* [Problem description]:
Across the data below, how many lines hold "ylabel"? Answer with that number and nothing else.

-- Given records start --

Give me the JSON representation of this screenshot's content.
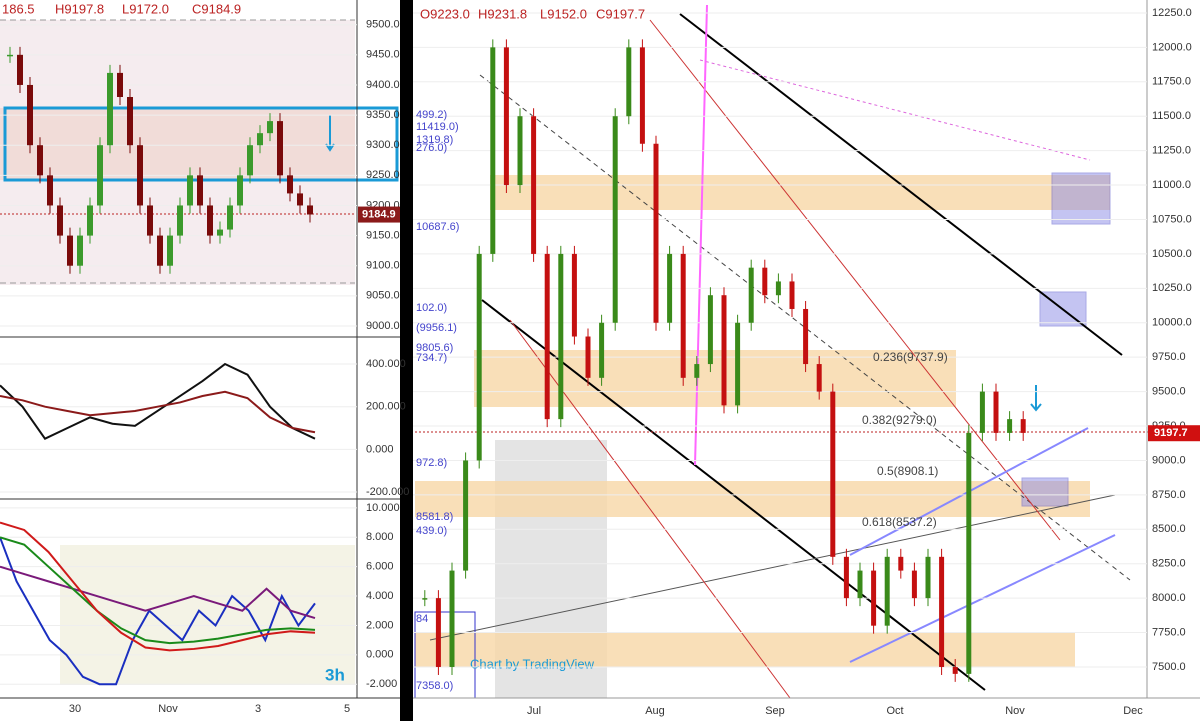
{
  "left_chart": {
    "header": [
      "186.5",
      "H9197.8",
      "L9172.0",
      "C9184.9"
    ],
    "x_labels": [
      "30",
      "Nov",
      "3",
      "5"
    ],
    "price": {
      "ylim": [
        8985,
        9541
      ],
      "yticks": [
        {
          "value": 9000,
          "label": "9000.0"
        },
        {
          "value": 9050,
          "label": "9050.0"
        },
        {
          "value": 9100,
          "label": "9100.0"
        },
        {
          "value": 9150,
          "label": "9150.0"
        },
        {
          "value": 9200,
          "label": "9200.0"
        },
        {
          "value": 9250,
          "label": "9250.0"
        },
        {
          "value": 9300,
          "label": "9300.0"
        },
        {
          "value": 9350,
          "label": "9350.0"
        },
        {
          "value": 9400,
          "label": "9400.0"
        },
        {
          "value": 9450,
          "label": "9450.0"
        },
        {
          "value": 9500,
          "label": "9500.0"
        }
      ],
      "last": 9184.9,
      "values": [
        9450,
        9400,
        9300,
        9250,
        9200,
        9150,
        9100,
        9150,
        9200,
        9300,
        9420,
        9380,
        9300,
        9200,
        9150,
        9100,
        9150,
        9200,
        9250,
        9200,
        9150,
        9160,
        9200,
        9250,
        9300,
        9320,
        9340,
        9250,
        9220,
        9200,
        9185
      ]
    },
    "oscillator": {
      "ylim": [
        -228,
        522
      ],
      "yticks": [
        {
          "value": -200,
          "label": "-200.000"
        },
        {
          "value": 0,
          "label": "0.000"
        },
        {
          "value": 200,
          "label": "200.000"
        },
        {
          "value": 400,
          "label": "400.000"
        }
      ],
      "series": [
        {
          "color": "#111111",
          "values": [
            300,
            200,
            50,
            100,
            150,
            120,
            110,
            180,
            250,
            320,
            400,
            350,
            200,
            100,
            50
          ]
        },
        {
          "color": "#8b1a1a",
          "values": [
            250,
            230,
            200,
            180,
            160,
            170,
            180,
            200,
            220,
            250,
            270,
            240,
            150,
            100,
            80
          ]
        }
      ]
    },
    "momentum": {
      "ylim": [
        -2.94,
        10.54
      ],
      "yticks": [
        {
          "value": -2,
          "label": "-2.000"
        },
        {
          "value": 0,
          "label": "0.000"
        },
        {
          "value": 2,
          "label": "2.000"
        },
        {
          "value": 4,
          "label": "4.000"
        },
        {
          "value": 6,
          "label": "6.000"
        },
        {
          "value": 8,
          "label": "8.000"
        },
        {
          "value": 10,
          "label": "10.000"
        }
      ],
      "badge": "3h",
      "series": [
        {
          "color": "#1a2fc0",
          "values": [
            8,
            5,
            3,
            1,
            0,
            -1.5,
            -2,
            -2,
            1,
            3,
            2,
            1,
            3,
            2,
            4,
            3,
            1,
            4,
            2,
            3.5
          ]
        },
        {
          "color": "#7a1a7a",
          "values": [
            6,
            5.5,
            5,
            4.5,
            4,
            3.5,
            3,
            3.5,
            4,
            3.5,
            3,
            4.5,
            3,
            2.5
          ]
        },
        {
          "color": "#1a8a1a",
          "values": [
            8,
            7.5,
            6,
            4.5,
            3,
            1.8,
            1,
            0.8,
            0.9,
            1.1,
            1.4,
            1.7,
            1.8,
            1.7
          ]
        },
        {
          "color": "#d01a1a",
          "values": [
            9,
            8.5,
            7,
            5,
            3,
            1.5,
            0.5,
            0.3,
            0.4,
            0.6,
            1,
            1.4,
            1.6,
            1.5
          ]
        }
      ]
    }
  },
  "main_chart": {
    "header": [
      "O9223.0",
      "H9231.8",
      "L9152.0",
      "C9197.7"
    ],
    "x_labels": [
      "Jul",
      "Aug",
      "Sep",
      "Oct",
      "Nov",
      "Dec"
    ],
    "ylim": [
      7282,
      12344
    ],
    "yticks": [
      {
        "value": 7500,
        "label": "7500.0"
      },
      {
        "value": 7750,
        "label": "7750.0"
      },
      {
        "value": 8000,
        "label": "8000.0"
      },
      {
        "value": 8250,
        "label": "8250.0"
      },
      {
        "value": 8500,
        "label": "8500.0"
      },
      {
        "value": 8750,
        "label": "8750.0"
      },
      {
        "value": 9000,
        "label": "9000.0"
      },
      {
        "value": 9250,
        "label": "9250.0"
      },
      {
        "value": 9500,
        "label": "9500.0"
      },
      {
        "value": 9750,
        "label": "9750.0"
      },
      {
        "value": 10000,
        "label": "10000.0"
      },
      {
        "value": 10250,
        "label": "10250.0"
      },
      {
        "value": 10500,
        "label": "10500.0"
      },
      {
        "value": 10750,
        "label": "10750.0"
      },
      {
        "value": 11000,
        "label": "11000.0"
      },
      {
        "value": 11250,
        "label": "11250.0"
      },
      {
        "value": 11500,
        "label": "11500.0"
      },
      {
        "value": 11750,
        "label": "11750.0"
      },
      {
        "value": 12000,
        "label": "12000.0"
      },
      {
        "value": 12250,
        "label": "12250.0"
      }
    ],
    "last": 9197.7,
    "values": [
      8000,
      7500,
      8200,
      9000,
      10500,
      12000,
      11000,
      11500,
      10500,
      9300,
      10500,
      9900,
      9600,
      10000,
      11500,
      12000,
      11300,
      10000,
      10500,
      9600,
      9700,
      10200,
      9400,
      10000,
      10400,
      10200,
      10300,
      10100,
      9700,
      9500,
      8300,
      8000,
      8200,
      7800,
      8300,
      8200,
      8000,
      8300,
      7500,
      7450,
      9200,
      9500,
      9200,
      9300,
      9200
    ],
    "fib_labels": [
      "0.236(9737.9)",
      "0.382(9279.0)",
      "0.5(8908.1)",
      "0.618(8537.2)"
    ],
    "side_labels": [
      "499.2)",
      "11419.0)",
      "1319.8)",
      "276.0)",
      "10687.6)",
      "102.0)",
      "(9956.1)",
      "9805.6)",
      "734.7)",
      "972.8)",
      "8581.8)",
      "439.0)",
      "84",
      "7358.0)"
    ],
    "watermark": "Chart by TradingView"
  }
}
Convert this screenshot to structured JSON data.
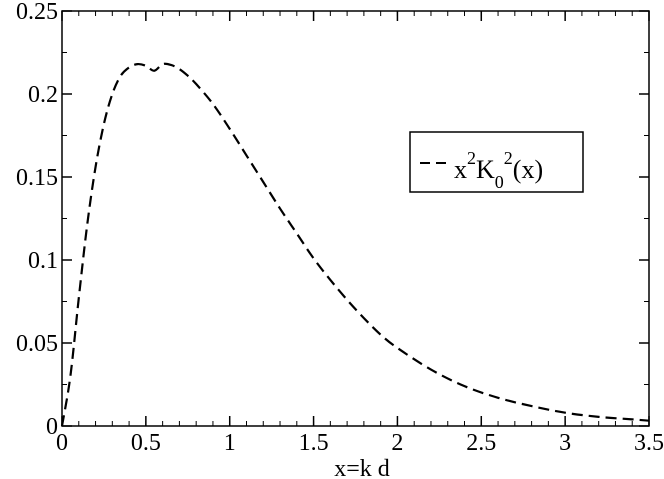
{
  "chart_data": {
    "type": "line",
    "title": "",
    "xlabel": "x=k d",
    "ylabel": "",
    "xlim": [
      0,
      3.5
    ],
    "ylim": [
      0,
      0.25
    ],
    "x_ticks": [
      "0",
      "0.5",
      "1",
      "1.5",
      "2",
      "2.5",
      "3",
      "3.5"
    ],
    "y_ticks": [
      "0",
      "0.05",
      "0.1",
      "0.15",
      "0.2",
      "0.25"
    ],
    "grid": false,
    "legend_position": "right",
    "series": [
      {
        "name": "x²K₀²(x)",
        "legend_parts": {
          "x": "x",
          "x_exp": "2",
          "K": "K",
          "K_sub": "0",
          "K_exp": "2",
          "arg": "(x)"
        },
        "line_style": "dashed",
        "color": "#000000",
        "x": [
          0.0,
          0.05,
          0.1,
          0.15,
          0.2,
          0.25,
          0.3,
          0.35,
          0.4,
          0.45,
          0.5,
          0.55,
          0.6,
          0.65,
          0.7,
          0.75,
          0.8,
          0.9,
          1.0,
          1.1,
          1.2,
          1.3,
          1.4,
          1.5,
          1.6,
          1.7,
          1.8,
          1.9,
          2.0,
          2.2,
          2.4,
          2.6,
          2.8,
          3.0,
          3.2,
          3.4,
          3.5
        ],
        "y": [
          0.0,
          0.03,
          0.077,
          0.121,
          0.156,
          0.182,
          0.2,
          0.211,
          0.216,
          0.218,
          0.217,
          0.214,
          0.218,
          0.2175,
          0.215,
          0.211,
          0.206,
          0.194,
          0.179,
          0.163,
          0.147,
          0.131,
          0.116,
          0.101,
          0.088,
          0.076,
          0.065,
          0.055,
          0.047,
          0.034,
          0.024,
          0.017,
          0.012,
          0.008,
          0.0055,
          0.004,
          0.0032
        ]
      }
    ]
  }
}
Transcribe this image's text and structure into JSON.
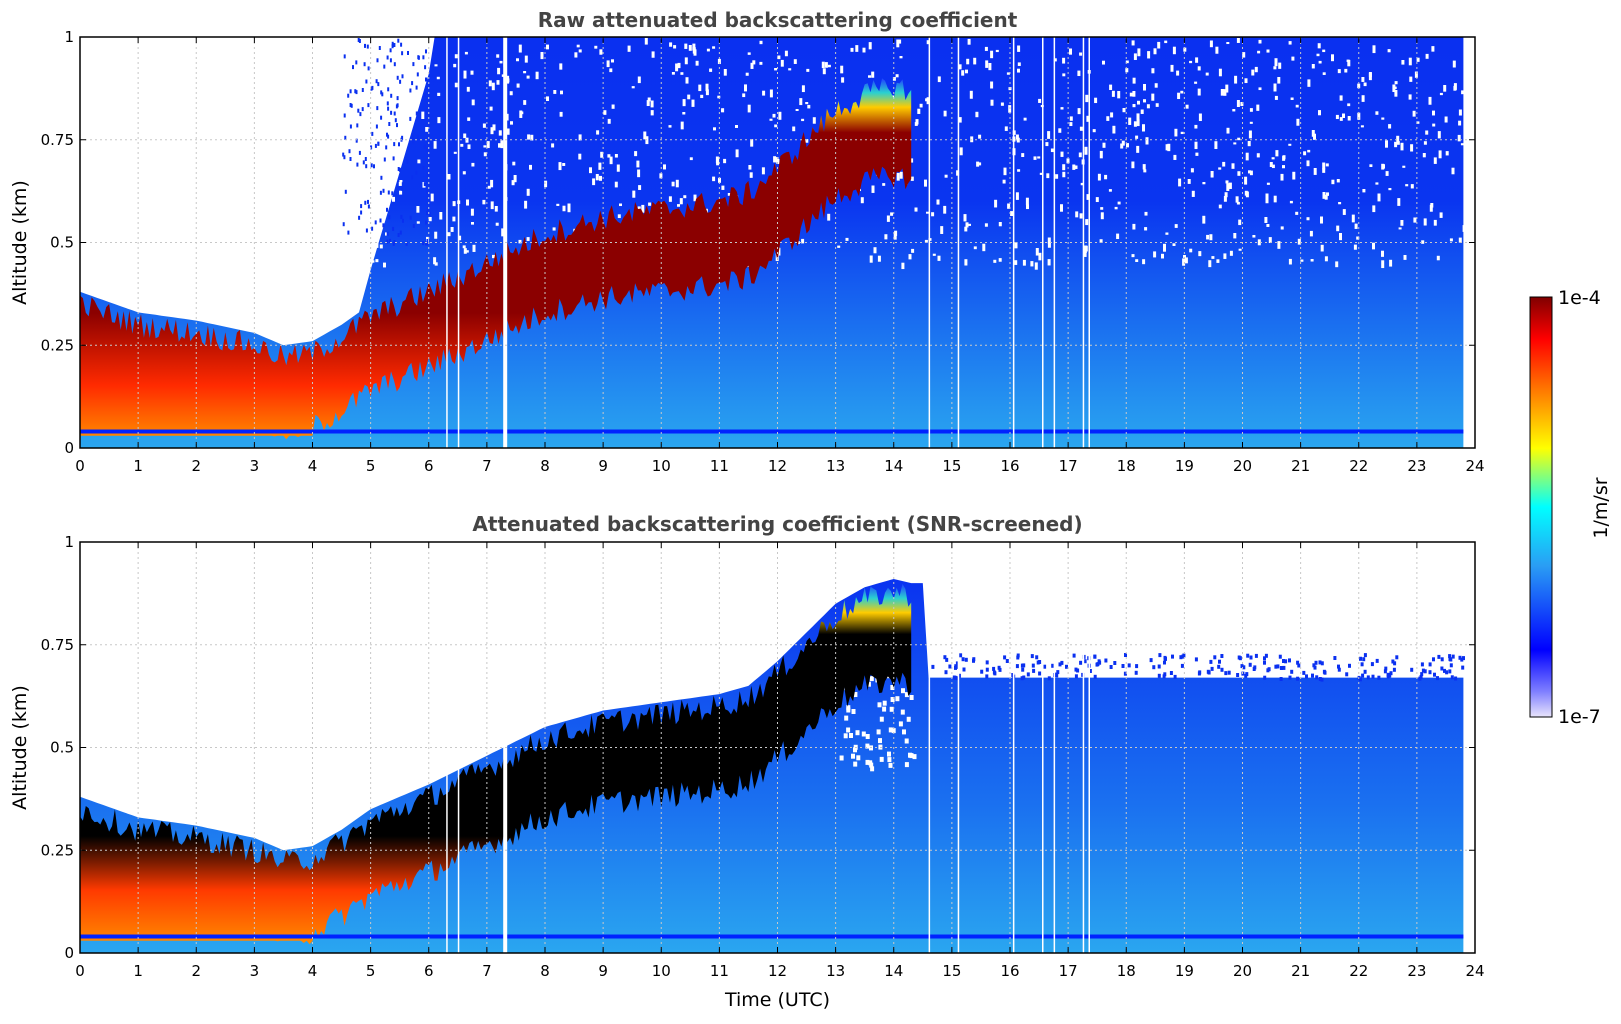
{
  "figure": {
    "xlabel": "Time (UTC)",
    "colorbar": {
      "label": "1/m/sr",
      "max_label": "1e-4",
      "min_label": "1e-7",
      "scale": "log",
      "range": [
        1e-07,
        0.0001
      ],
      "colormap": "jet-like (light violet, blue, cyan, green, yellow, orange, red, dark red)",
      "colors": [
        "#e8e4fb",
        "#0000ff",
        "#2a9df4",
        "#00ffff",
        "#ffff00",
        "#ff7700",
        "#ff0000",
        "#800000"
      ]
    }
  },
  "chart_data": [
    {
      "type": "heatmap",
      "title": "Raw attenuated backscattering coefficient",
      "xlabel": "",
      "ylabel": "Altitude (km)",
      "xlim": [
        0,
        24
      ],
      "ylim": [
        0,
        1
      ],
      "xticks": [
        "0",
        "1",
        "2",
        "3",
        "4",
        "5",
        "6",
        "7",
        "8",
        "9",
        "10",
        "11",
        "12",
        "13",
        "14",
        "15",
        "16",
        "17",
        "18",
        "19",
        "20",
        "21",
        "22",
        "23",
        "24"
      ],
      "yticks": [
        "0",
        "0.25",
        "0.5",
        "0.75",
        "1"
      ],
      "grid": true,
      "data_end_hour": 23.8,
      "aerosol_layer_top_km": {
        "hours": [
          0,
          1,
          2,
          3,
          3.5,
          4,
          4.5,
          5,
          6,
          7,
          8,
          9,
          10,
          11,
          11.5,
          12,
          12.5,
          13,
          13.5,
          14,
          14.3
        ],
        "values": [
          0.35,
          0.3,
          0.28,
          0.25,
          0.22,
          0.23,
          0.27,
          0.32,
          0.38,
          0.45,
          0.52,
          0.56,
          0.58,
          0.6,
          0.62,
          0.68,
          0.75,
          0.82,
          0.86,
          0.88,
          0.87
        ]
      },
      "surface_band_km": 0.04
    },
    {
      "type": "heatmap",
      "title": "Attenuated backscattering coefficient (SNR-screened)",
      "xlabel": "Time (UTC)",
      "ylabel": "Altitude (km)",
      "xlim": [
        0,
        24
      ],
      "ylim": [
        0,
        1
      ],
      "xticks": [
        "0",
        "1",
        "2",
        "3",
        "4",
        "5",
        "6",
        "7",
        "8",
        "9",
        "10",
        "11",
        "12",
        "13",
        "14",
        "15",
        "16",
        "17",
        "18",
        "19",
        "20",
        "21",
        "22",
        "23",
        "24"
      ],
      "yticks": [
        "0",
        "0.25",
        "0.5",
        "0.75",
        "1"
      ],
      "grid": true,
      "data_end_hour": 23.8,
      "screened_top_km_after_14_5h": 0.67,
      "surface_band_km": 0.04
    }
  ]
}
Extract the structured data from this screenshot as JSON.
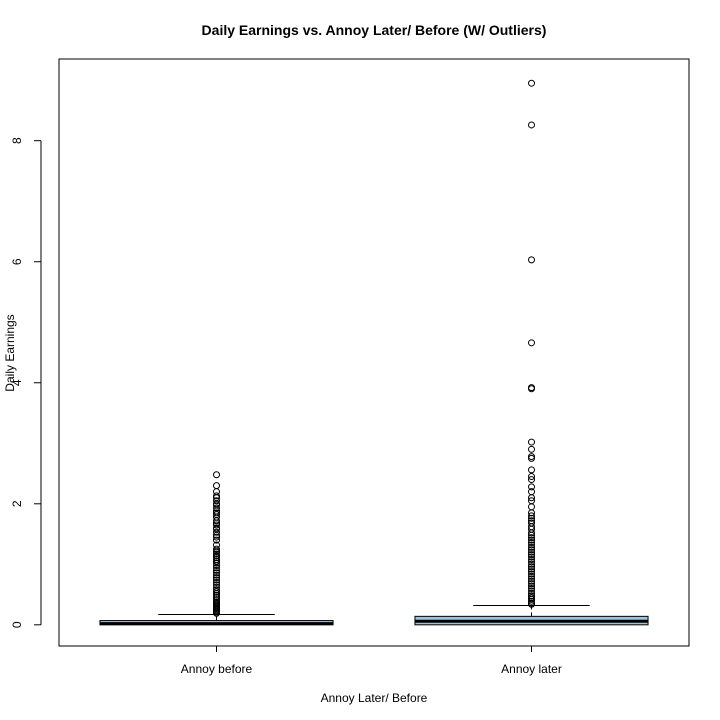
{
  "chart_data": {
    "type": "box",
    "title": "Daily Earnings vs. Annoy Later/ Before (W/ Outliers)",
    "xlabel": "Annoy Later/ Before",
    "ylabel": "Daily Earnings",
    "ylim": [
      -0.35,
      9.35
    ],
    "yticks": [
      0,
      2,
      4,
      6,
      8
    ],
    "categories": [
      "Annoy before",
      "Annoy later"
    ],
    "box_color": "#9dc6dc",
    "boxes": [
      {
        "name": "Annoy before",
        "whisker_low": 0.0,
        "q1": 0.0,
        "median": 0.02,
        "q3": 0.07,
        "whisker_high": 0.17,
        "outliers": [
          2.48,
          2.3,
          2.2,
          2.13,
          2.1,
          2.05,
          2.0,
          1.98,
          1.93,
          1.88,
          1.85,
          1.82,
          1.78,
          1.72,
          1.68,
          1.65,
          1.6,
          1.58,
          1.53,
          1.48,
          1.45,
          1.4,
          1.32,
          1.25,
          1.22,
          1.2,
          1.17,
          1.14,
          1.11,
          1.08,
          1.05,
          1.02,
          0.98,
          0.94,
          0.9,
          0.86,
          0.82,
          0.78,
          0.74,
          0.7,
          0.66,
          0.62,
          0.58,
          0.55,
          0.52,
          0.49,
          0.46,
          0.43,
          0.4,
          0.37,
          0.35,
          0.33,
          0.31,
          0.29,
          0.27,
          0.25,
          0.23,
          0.21,
          0.19
        ]
      },
      {
        "name": "Annoy later",
        "whisker_low": 0.0,
        "q1": 0.0,
        "median": 0.06,
        "q3": 0.14,
        "whisker_high": 0.32,
        "outliers": [
          8.95,
          8.26,
          6.03,
          4.66,
          3.92,
          3.9,
          3.02,
          2.9,
          2.78,
          2.75,
          2.56,
          2.45,
          2.4,
          2.28,
          2.2,
          2.1,
          2.05,
          1.95,
          1.85,
          1.8,
          1.76,
          1.72,
          1.68,
          1.62,
          1.58,
          1.52,
          1.48,
          1.44,
          1.4,
          1.36,
          1.32,
          1.28,
          1.24,
          1.2,
          1.16,
          1.12,
          1.08,
          1.04,
          1.0,
          0.96,
          0.92,
          0.88,
          0.84,
          0.8,
          0.76,
          0.72,
          0.68,
          0.64,
          0.6,
          0.56,
          0.52,
          0.48,
          0.45,
          0.42,
          0.39,
          0.36,
          0.34
        ]
      }
    ]
  }
}
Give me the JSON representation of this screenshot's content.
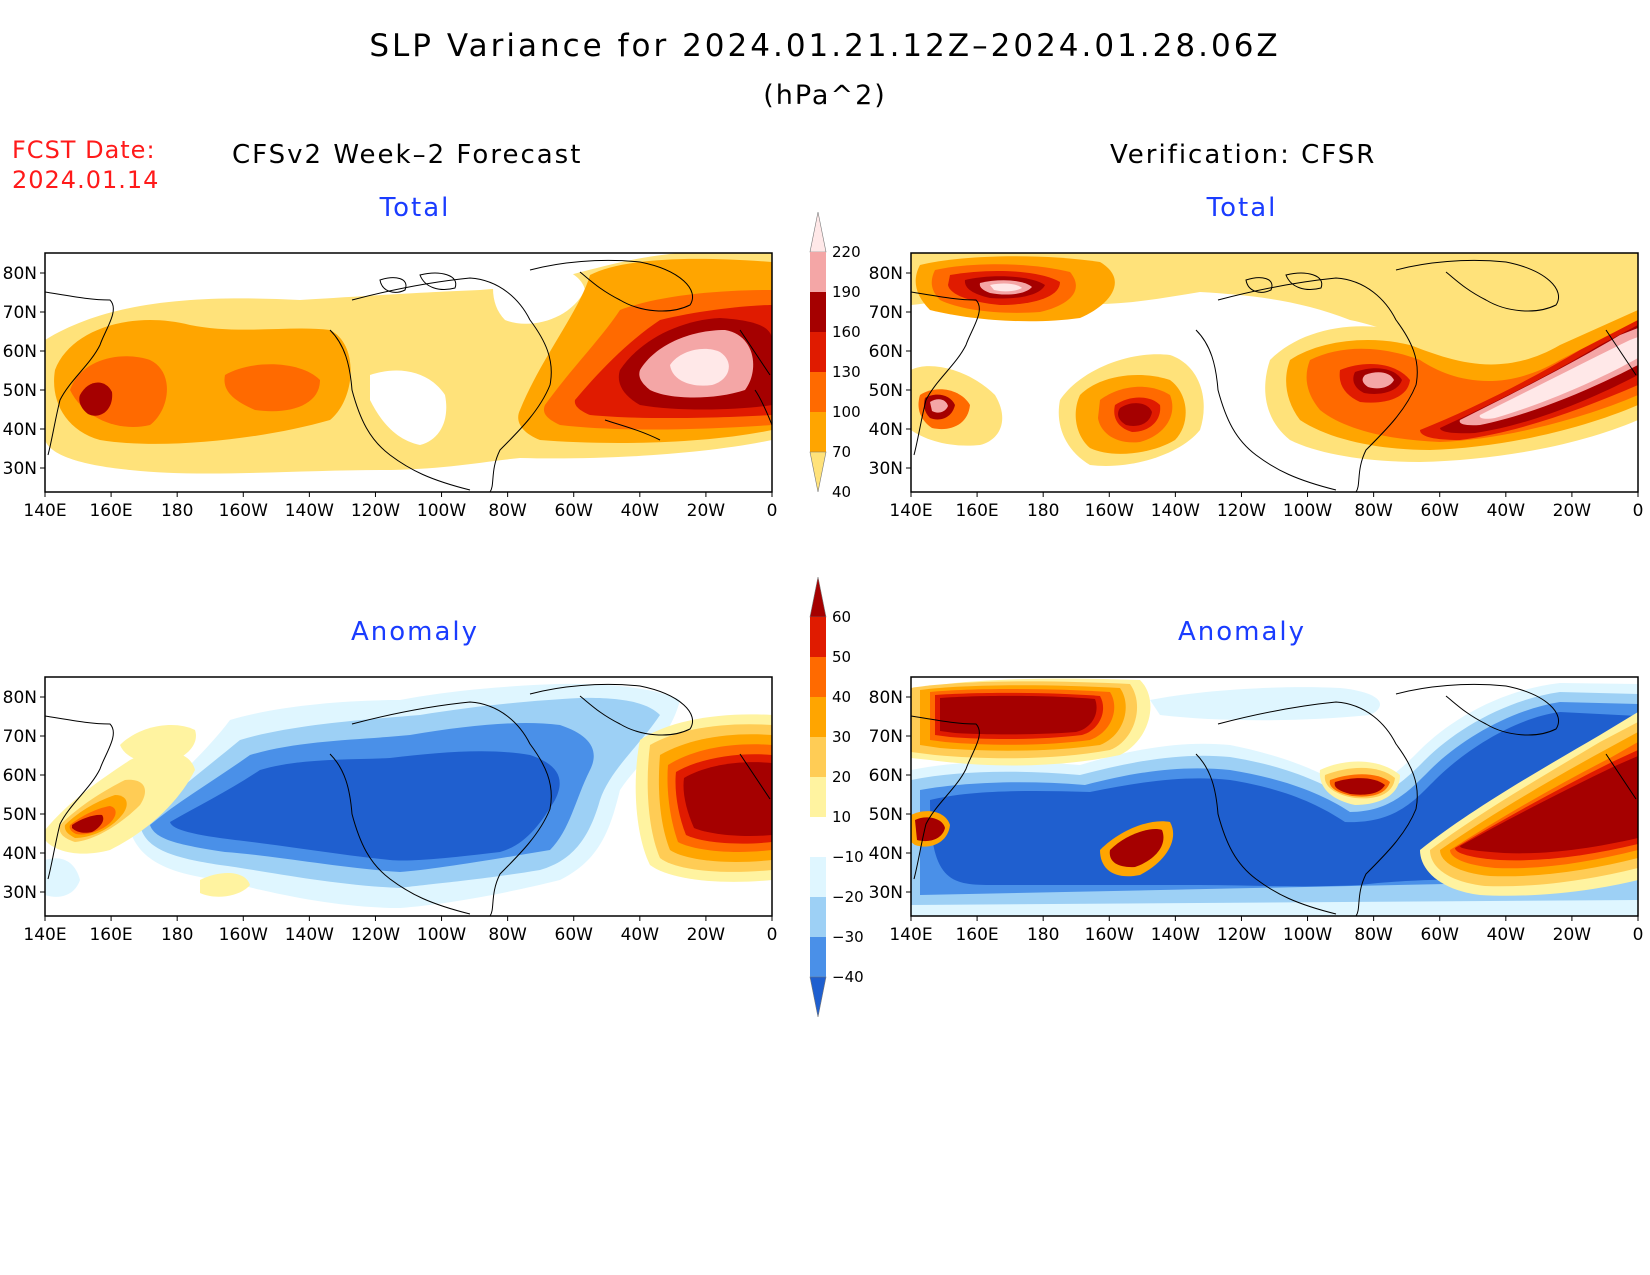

-- Given records end --

* [Reply to the exercise]:
4